==== Data provided ====
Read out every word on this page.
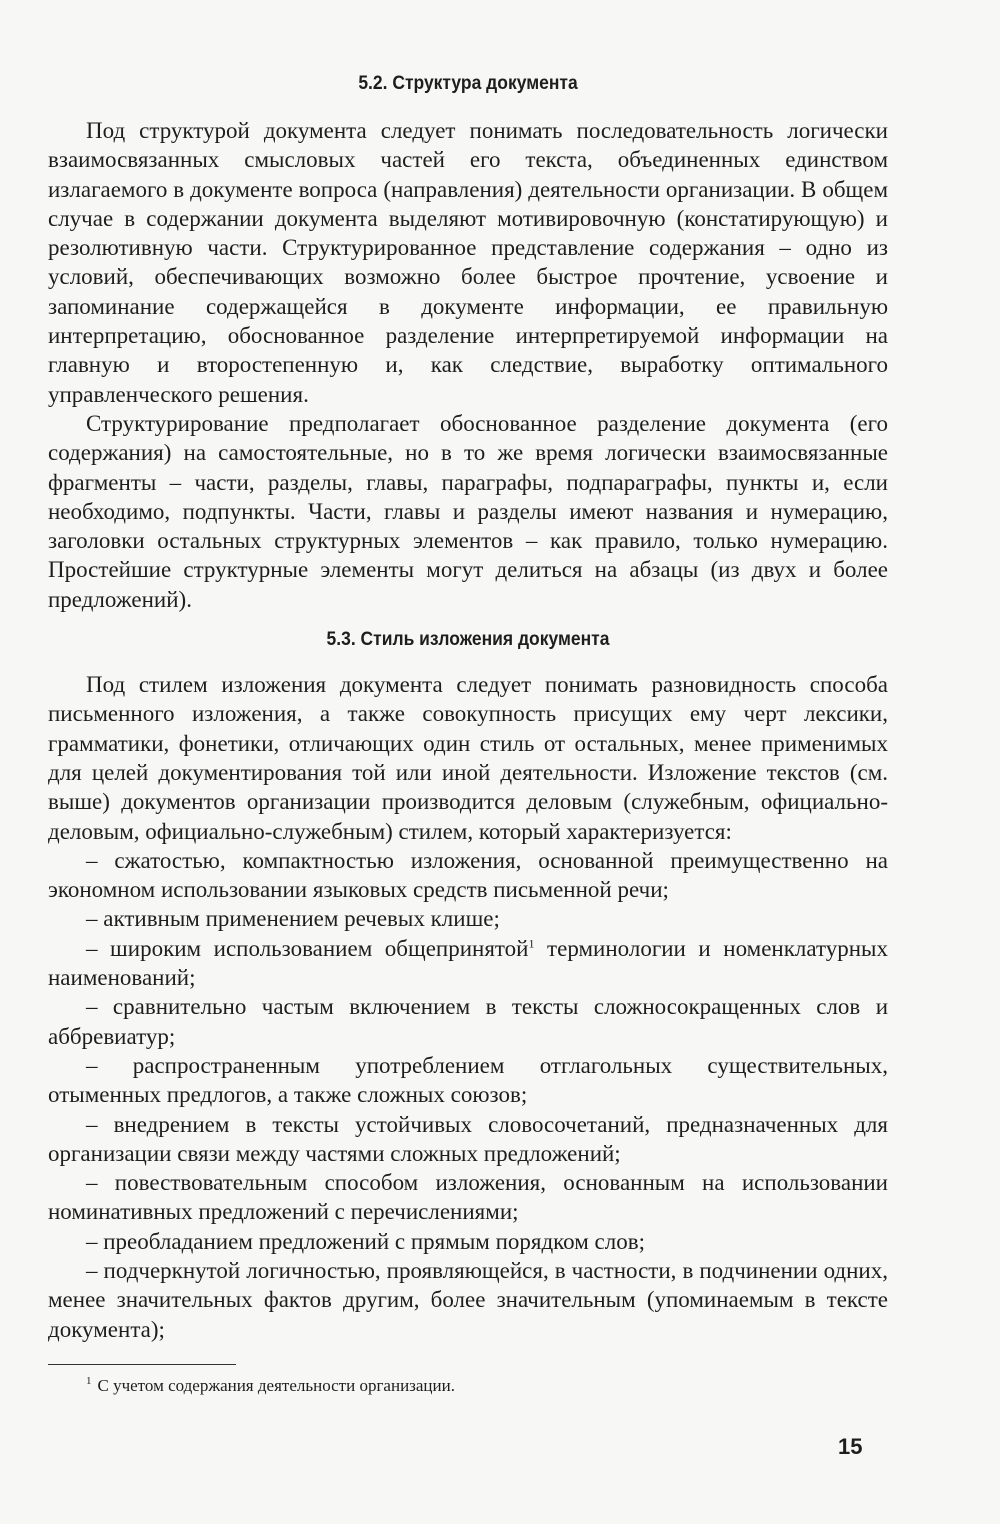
5.2. Структура документа

Под структурой документа следует понимать последовательность логически взаимосвязанных смысловых частей его текста, объединенных единством излагаемого в документе вопроса (направления) деятельности организации. В общем случае в содержании документа выделяют мотивировочную (констатирующую) и резолютивную части. Структурированное представление содержания – одно из условий, обеспечивающих возможно более быстрое прочтение, усвоение и запоминание содержащейся в документе информации, ее правильную интерпретацию, обоснованное разделение интерпретируемой информации на главную и второстепенную и, как следствие, выработку оптимального управленческого решения.

Структурирование предполагает обоснованное разделение документа (его содержания) на самостоятельные, но в то же время логически взаимосвязанные фрагменты – части, разделы, главы, параграфы, подпараграфы, пункты и, если необходимо, подпункты. Части, главы и разделы имеют названия и нумерацию, заголовки остальных структурных элементов – как правило, только нумерацию. Простейшие структурные элементы могут делиться на абзацы (из двух и более предложений).

5.3. Стиль изложения документа

Под стилем изложения документа следует понимать разновидность способа письменного изложения, а также совокупность присущих ему черт лексики, грамматики, фонетики, отличающих один стиль от остальных, менее применимых для целей документирования той или иной деятельности. Изложение текстов (см. выше) документов организации производится деловым (служебным, официально-деловым, официально-служебным) стилем, который характеризуется:

– сжатостью, компактностью изложения, основанной преимущественно на экономном использовании языковых средств письменной речи;

– активным применением речевых клише;

– широким использованием общепринятой$^1$ терминологии и номенклатурных наименований;

– сравнительно частым включением в тексты сложносокращенных слов и аббревиатур;

– распространенным употреблением отглагольных существительных, отыменных предлогов, а также сложных союзов;

– внедрением в тексты устойчивых словосочетаний, предназначенных для организации связи между частями сложных предложений;

– повествовательным способом изложения, основанным на использовании номинативных предложений с перечислениями;

– преобладанием предложений с прямым порядком слов;

– подчеркнутой логичностью, проявляющейся, в частности, в подчинении одних, менее значительных фактов другим, более значительным (упоминаемым в тексте документа);

$^1$ С учетом содержания деятельности организации.
15
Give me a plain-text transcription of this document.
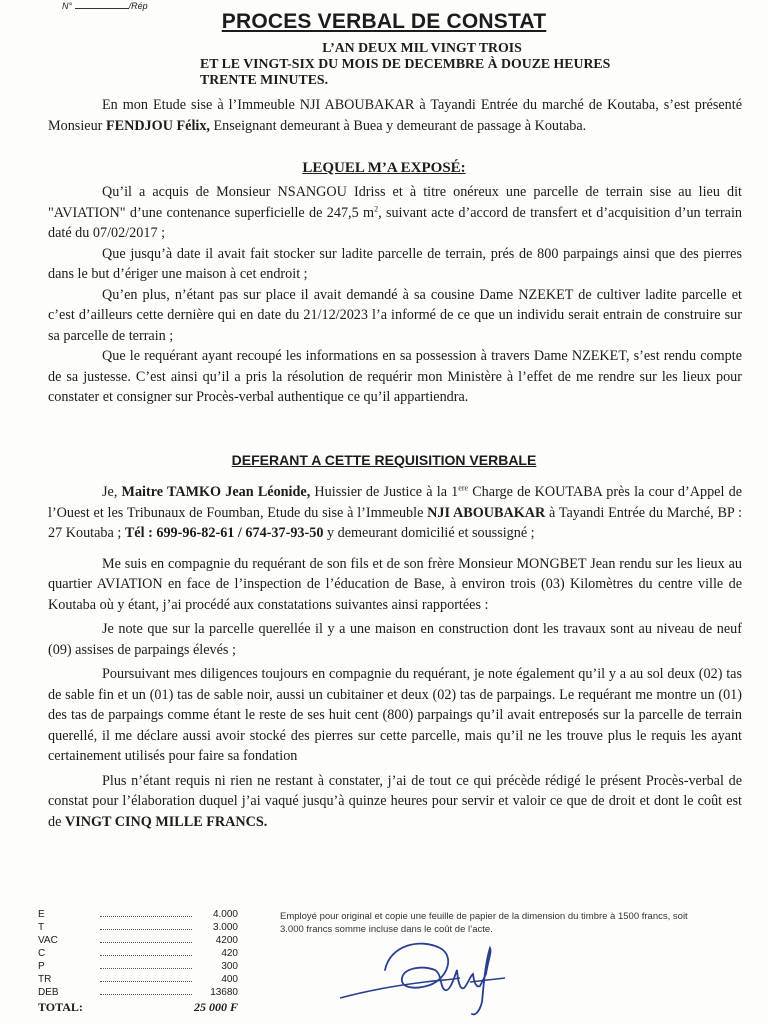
N°	/Rép
PROCES VERBAL DE CONSTAT
L’AN DEUX MIL VINGT TROIS
ET LE VINGT-SIX DU MOIS DE DECEMBRE À DOUZE HEURES
TRENTE MINUTES.

En mon Etude sise à l’Immeuble NJI ABOUBAKAR à Tayandi Entrée du marché de Koutaba, s’est présenté Monsieur FENDJOU Félix, Enseignant demeurant à Buea y demeurant de passage à Koutaba.

LEQUEL M’A EXPOSÉ:

Qu’il a acquis de Monsieur NSANGOU Idriss et à titre onéreux une parcelle de terrain sise au lieu dit "AVIATION" d’une contenance superficielle de 247,5 $m^2$, suivant acte d’accord de transfert et d’acquisition d’un terrain daté du 07/02/2017 ;

Que jusqu’à date il avait fait stocker sur ladite parcelle de terrain, prés de 800 parpaings ainsi que des pierres dans le but d’ériger une maison à cet endroit ;

Qu’en plus, n’étant pas sur place il avait demandé à sa cousine Dame NZEKET de cultiver ladite parcelle et c’est d’ailleurs cette dernière qui en date du 21/12/2023 l’a informé de ce que un individu serait entrain de construire sur sa parcelle de terrain ;

Que le requérant ayant recoupé les informations en sa possession à travers Dame NZEKET, s’est rendu compte de sa justesse. C’est ainsi qu’il a pris la résolution de requérir mon Ministère à l’effet de me rendre sur les lieux pour constater et consigner sur Procès-verbal authentique ce qu’il appartiendra.

DEFERANT A CETTE REQUISITION VERBALE

Je, Maitre TAMKO Jean Léonide, Huissier de Justice à la 1ere Charge de KOUTABA près la cour d’Appel de l’Ouest et les Tribunaux de Foumban, Etude du sise à l’Immeuble NJI ABOUBAKAR à Tayandi Entrée du Marché, BP : 27 Koutaba ; Tél : 699-96-82-61 / 674-37-93-50 y demeurant domicilié et soussigné ;

Me suis en compagnie du requérant de son fils et de son frère Monsieur MONGBET Jean rendu sur les lieux au quartier AVIATION en face de l’inspection de l’éducation de Base, à environ trois (03) Kilomètres du centre ville de Koutaba où y étant, j’ai procédé aux constatations suivantes ainsi rapportées :

Je note que sur la parcelle querellée il y a une maison en construction dont les travaux sont au niveau de neuf (09) assises de parpaings élevés ;

Poursuivant mes diligences toujours en compagnie du requérant, je note également qu’il y a au sol deux (02) tas de sable fin et un (01) tas de sable noir, aussi un cubitainer et deux (02) tas de parpaings. Le requérant me montre un (01) des tas de parpaings comme étant le reste de ses huit cent (800) parpaings qu’il avait entreposés sur la parcelle de terrain querellé, il me déclare aussi avoir stocké des pierres sur cette parcelle, mais qu’il ne les trouve plus le requis les ayant certainement utilisés pour faire sa fondation

Plus n’étant requis ni rien ne restant à constater, j’ai de tout ce qui précède rédigé le présent Procès-verbal de constat pour l’élaboration duquel j’ai vaqué jusqu’à quinze heures pour servir et valoir ce que de droit et dont le coût est de VINGT CINQ MILLE FRANCS.

E	4.000
T	3.000
VAC	4200
C	420
P	300
TR	400
DEB	13680
TOTAL:	25 000 F
Employé pour original et copie une feuille de papier de la dimension du timbre à 1500 francs, soit 3.000 francs somme incluse dans le coût de l’acte.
====
The task :: Omit the pictures. Output every record above word for word.

Answer for this exercise ::
Read out every word on this page.
5.2. Структура документа

Под структурой документа следует понимать последовательность логически взаимосвязанных смысловых частей его текста, объединенных единством излагаемого в документе вопроса (направления) деятельности организации. В общем случае в содержании документа выделяют мотивировочную (констатирующую) и резолютивную части. Структурированное представление содержания – одно из условий, обеспечивающих возможно более быстрое прочтение, усвоение и запоминание содержащейся в документе информации, ее правильную интерпретацию, обоснованное разделение интерпретируемой информации на главную и второстепенную и, как следствие, выработку оптимального управленческого решения.

Структурирование предполагает обоснованное разделение документа (его содержания) на самостоятельные, но в то же время логически взаимосвязанные фрагменты – части, разделы, главы, параграфы, подпараграфы, пункты и, если необходимо, подпункты. Части, главы и разделы имеют названия и нумерацию, заголовки остальных структурных элементов – как правило, только нумерацию. Простейшие структурные элементы могут делиться на абзацы (из двух и более предложений).

5.3. Стиль изложения документа

Под стилем изложения документа следует понимать разновидность способа письменного изложения, а также совокупность присущих ему черт лексики, грамматики, фонетики, отличающих один стиль от остальных, менее применимых для целей документирования той или иной деятельности. Изложение текстов (см. выше) документов организации производится деловым (служебным, официально-деловым, официально-служебным) стилем, который характеризуется:

– сжатостью, компактностью изложения, основанной преимущественно на экономном использовании языковых средств письменной речи;

– активным применением речевых клише;

– широким использованием общепринятой$^1$ терминологии и номенклатурных наименований;

– сравнительно частым включением в тексты сложносокращенных слов и аббревиатур;

– распространенным употреблением отглагольных существительных, отыменных предлогов, а также сложных союзов;

– внедрением в тексты устойчивых словосочетаний, предназначенных для организации связи между частями сложных предложений;

– повествовательным способом изложения, основанным на использовании номинативных предложений с перечислениями;

– преобладанием предложений с прямым порядком слов;

– подчеркнутой логичностью, проявляющейся, в частности, в подчинении одних, менее значительных фактов другим, более значительным (упоминаемым в тексте документа);

$^1$ С учетом содержания деятельности организации.
15
Give me a plain-text transcription of this document.
N°	/Rép
PROCES VERBAL DE CONSTAT
L’AN DEUX MIL VINGT TROIS
ET LE VINGT-SIX DU MOIS DE DECEMBRE À DOUZE HEURES
TRENTE MINUTES.

En mon Etude sise à l’Immeuble NJI ABOUBAKAR à Tayandi Entrée du marché de Koutaba, s’est présenté Monsieur FENDJOU Félix, Enseignant demeurant à Buea y demeurant de passage à Koutaba.

LEQUEL M’A EXPOSÉ:

Qu’il a acquis de Monsieur NSANGOU Idriss et à titre onéreux une parcelle de terrain sise au lieu dit "AVIATION" d’une contenance superficielle de 247,5 $m^2$, suivant acte d’accord de transfert et d’acquisition d’un terrain daté du 07/02/2017 ;

Que jusqu’à date il avait fait stocker sur ladite parcelle de terrain, prés de 800 parpaings ainsi que des pierres dans le but d’ériger une maison à cet endroit ;

Qu’en plus, n’étant pas sur place il avait demandé à sa cousine Dame NZEKET de cultiver ladite parcelle et c’est d’ailleurs cette dernière qui en date du 21/12/2023 l’a informé de ce que un individu serait entrain de construire sur sa parcelle de terrain ;

Que le requérant ayant recoupé les informations en sa possession à travers Dame NZEKET, s’est rendu compte de sa justesse. C’est ainsi qu’il a pris la résolution de requérir mon Ministère à l’effet de me rendre sur les lieux pour constater et consigner sur Procès-verbal authentique ce qu’il appartiendra.

DEFERANT A CETTE REQUISITION VERBALE

Je, Maitre TAMKO Jean Léonide, Huissier de Justice à la 1ere Charge de KOUTABA près la cour d’Appel de l’Ouest et les Tribunaux de Foumban, Etude du sise à l’Immeuble NJI ABOUBAKAR à Tayandi Entrée du Marché, BP : 27 Koutaba ; Tél : 699-96-82-61 / 674-37-93-50 y demeurant domicilié et soussigné ;

Me suis en compagnie du requérant de son fils et de son frère Monsieur MONGBET Jean rendu sur les lieux au quartier AVIATION en face de l’inspection de l’éducation de Base, à environ trois (03) Kilomètres du centre ville de Koutaba où y étant, j’ai procédé aux constatations suivantes ainsi rapportées :

Je note que sur la parcelle querellée il y a une maison en construction dont les travaux sont au niveau de neuf (09) assises de parpaings élevés ;

Poursuivant mes diligences toujours en compagnie du requérant, je note également qu’il y a au sol deux (02) tas de sable fin et un (01) tas de sable noir, aussi un cubitainer et deux (02) tas de parpaings. Le requérant me montre un (01) des tas de parpaings comme étant le reste de ses huit cent (800) parpaings qu’il avait entreposés sur la parcelle de terrain querellé, il me déclare aussi avoir stocké des pierres sur cette parcelle, mais qu’il ne les trouve plus le requis les ayant certainement utilisés pour faire sa fondation

Plus n’étant requis ni rien ne restant à constater, j’ai de tout ce qui précède rédigé le présent Procès-verbal de constat pour l’élaboration duquel j’ai vaqué jusqu’à quinze heures pour servir et valoir ce que de droit et dont le coût est de VINGT CINQ MILLE FRANCS.

E	4.000
T	3.000
VAC	4200
C	420
P	300
TR	400
DEB	13680
TOTAL:	25 000 F
Employé pour original et copie une feuille de papier de la dimension du timbre à 1500 francs, soit 3.000 francs somme incluse dans le coût de l’acte.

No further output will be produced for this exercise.